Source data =
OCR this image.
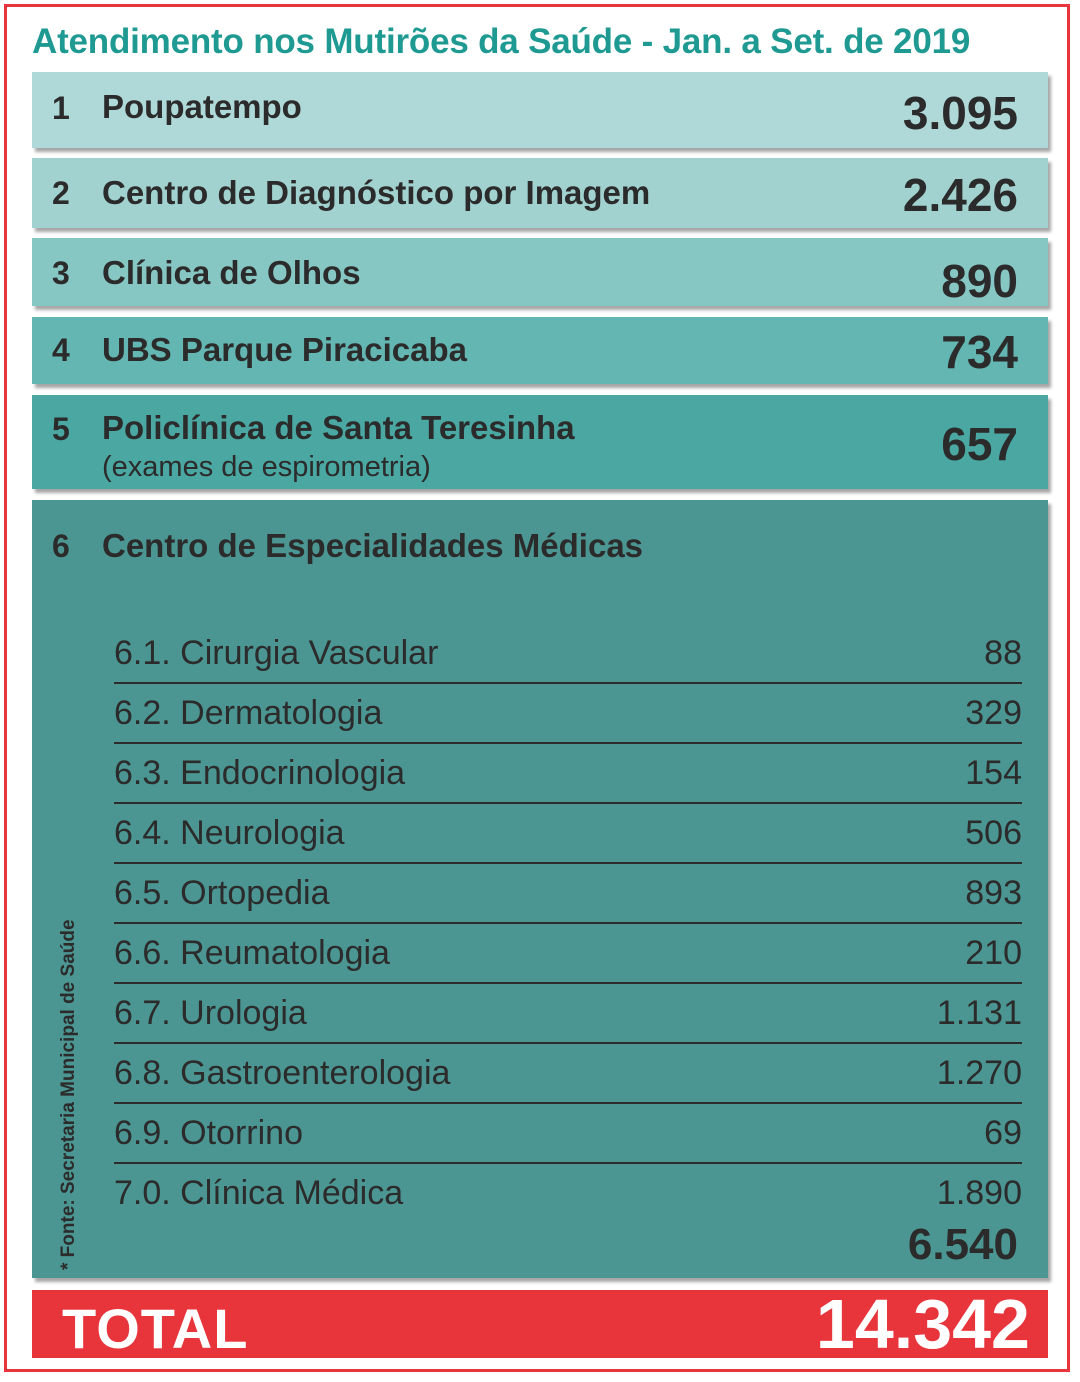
Atendimento nos Mutirões da Saúde - Jan. a Set. de 2019
1 Poupatempo	3.095
2 Centro de Diagnóstico por Imagem	2.426
3 Clínica de Olhos	890
4 UBS Parque Piracicaba	734
5 Policlínica de Santa Teresinha
(exames de espirometria)	657
6 Centro de Especialidades Médicas
6.1. Cirurgia Vascular	88
6.2. Dermatologia	329
6.3. Endocrinologia	154
6.4. Neurologia	506
6.5. Ortopedia	893
6.6. Reumatologia	210
6.7. Urologia	1.131
6.8. Gastroenterologia	1.270
6.9. Otorrino	69
7.0. Clínica Médica	1.890
6.540
* Fonte: Secretaria Municipal de Saúde
TOTAL	14.342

Exercise brief = Return the whole listing, word for word, and leave out every picture.

Result =
OCR this image.
Atendimento nos Mutirões da Saúde - Jan. a Set. de 2019
1 Poupatempo	3.095
2 Centro de Diagnóstico por Imagem	2.426
3 Clínica de Olhos	890
4 UBS Parque Piracicaba	734
5 Policlínica de Santa Teresinha
(exames de espirometria)	657
6 Centro de Especialidades Médicas
6.1. Cirurgia Vascular	88
6.2. Dermatologia	329
6.3. Endocrinologia	154
6.4. Neurologia	506
6.5. Ortopedia	893
6.6. Reumatologia	210
6.7. Urologia	1.131
6.8. Gastroenterologia	1.270
6.9. Otorrino	69
7.0. Clínica Médica	1.890
6.540
* Fonte: Secretaria Municipal de Saúde
TOTAL	14.342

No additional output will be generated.